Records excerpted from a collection
----------

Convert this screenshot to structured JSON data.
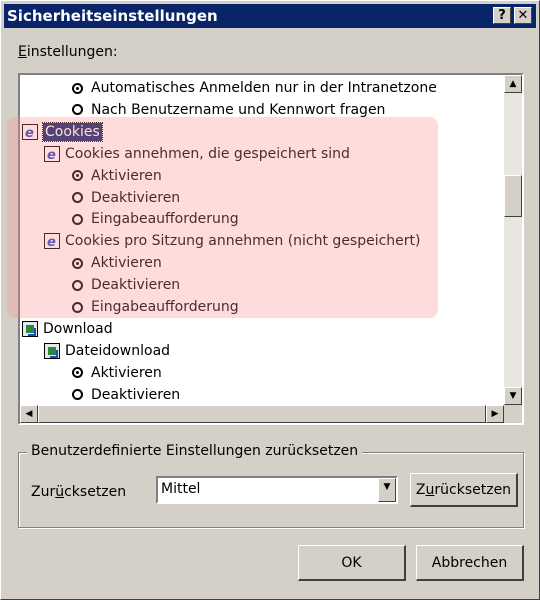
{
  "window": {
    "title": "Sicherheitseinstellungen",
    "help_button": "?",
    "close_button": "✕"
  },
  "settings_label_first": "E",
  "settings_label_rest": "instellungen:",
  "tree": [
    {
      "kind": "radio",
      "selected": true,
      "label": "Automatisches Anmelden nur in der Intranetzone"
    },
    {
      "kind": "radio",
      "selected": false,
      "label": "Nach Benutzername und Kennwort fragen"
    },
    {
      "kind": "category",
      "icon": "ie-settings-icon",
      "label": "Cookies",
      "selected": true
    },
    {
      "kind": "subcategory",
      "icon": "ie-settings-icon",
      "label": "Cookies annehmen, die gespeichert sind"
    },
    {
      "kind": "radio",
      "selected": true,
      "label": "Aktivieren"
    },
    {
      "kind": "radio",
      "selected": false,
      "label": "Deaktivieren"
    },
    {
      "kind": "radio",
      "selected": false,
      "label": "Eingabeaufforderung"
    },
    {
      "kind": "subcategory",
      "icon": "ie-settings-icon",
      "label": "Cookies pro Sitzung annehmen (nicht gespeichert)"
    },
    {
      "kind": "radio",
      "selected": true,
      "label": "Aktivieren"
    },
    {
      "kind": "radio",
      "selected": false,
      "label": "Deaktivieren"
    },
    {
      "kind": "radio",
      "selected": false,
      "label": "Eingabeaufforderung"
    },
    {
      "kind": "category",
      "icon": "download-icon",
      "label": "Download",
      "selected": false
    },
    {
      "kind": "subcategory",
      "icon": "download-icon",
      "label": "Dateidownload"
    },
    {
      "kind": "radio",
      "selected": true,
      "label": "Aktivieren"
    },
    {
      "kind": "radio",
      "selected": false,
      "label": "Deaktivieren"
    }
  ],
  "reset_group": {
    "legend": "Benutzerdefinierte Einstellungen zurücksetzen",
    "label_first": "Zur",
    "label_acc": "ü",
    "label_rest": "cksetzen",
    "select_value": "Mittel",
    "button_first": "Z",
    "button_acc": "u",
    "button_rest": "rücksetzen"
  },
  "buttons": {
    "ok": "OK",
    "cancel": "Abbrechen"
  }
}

----------

• What you need to do:
Write out the entries again, exactly as given, skipping any images.

• Result of the task:
Convert this screenshot to structured JSON data.
{
  "window": {
    "title": "Sicherheitseinstellungen",
    "help_button": "?",
    "close_button": "✕"
  },
  "settings_label_first": "E",
  "settings_label_rest": "instellungen:",
  "tree": [
    {
      "kind": "radio",
      "selected": true,
      "label": "Automatisches Anmelden nur in der Intranetzone"
    },
    {
      "kind": "radio",
      "selected": false,
      "label": "Nach Benutzername und Kennwort fragen"
    },
    {
      "kind": "category",
      "icon": "ie-settings-icon",
      "label": "Cookies",
      "selected": true
    },
    {
      "kind": "subcategory",
      "icon": "ie-settings-icon",
      "label": "Cookies annehmen, die gespeichert sind"
    },
    {
      "kind": "radio",
      "selected": true,
      "label": "Aktivieren"
    },
    {
      "kind": "radio",
      "selected": false,
      "label": "Deaktivieren"
    },
    {
      "kind": "radio",
      "selected": false,
      "label": "Eingabeaufforderung"
    },
    {
      "kind": "subcategory",
      "icon": "ie-settings-icon",
      "label": "Cookies pro Sitzung annehmen (nicht gespeichert)"
    },
    {
      "kind": "radio",
      "selected": true,
      "label": "Aktivieren"
    },
    {
      "kind": "radio",
      "selected": false,
      "label": "Deaktivieren"
    },
    {
      "kind": "radio",
      "selected": false,
      "label": "Eingabeaufforderung"
    },
    {
      "kind": "category",
      "icon": "download-icon",
      "label": "Download",
      "selected": false
    },
    {
      "kind": "subcategory",
      "icon": "download-icon",
      "label": "Dateidownload"
    },
    {
      "kind": "radio",
      "selected": true,
      "label": "Aktivieren"
    },
    {
      "kind": "radio",
      "selected": false,
      "label": "Deaktivieren"
    }
  ],
  "reset_group": {
    "legend": "Benutzerdefinierte Einstellungen zurücksetzen",
    "label_first": "Zur",
    "label_acc": "ü",
    "label_rest": "cksetzen",
    "select_value": "Mittel",
    "button_first": "Z",
    "button_acc": "u",
    "button_rest": "rücksetzen"
  },
  "buttons": {
    "ok": "OK",
    "cancel": "Abbrechen"
  }
}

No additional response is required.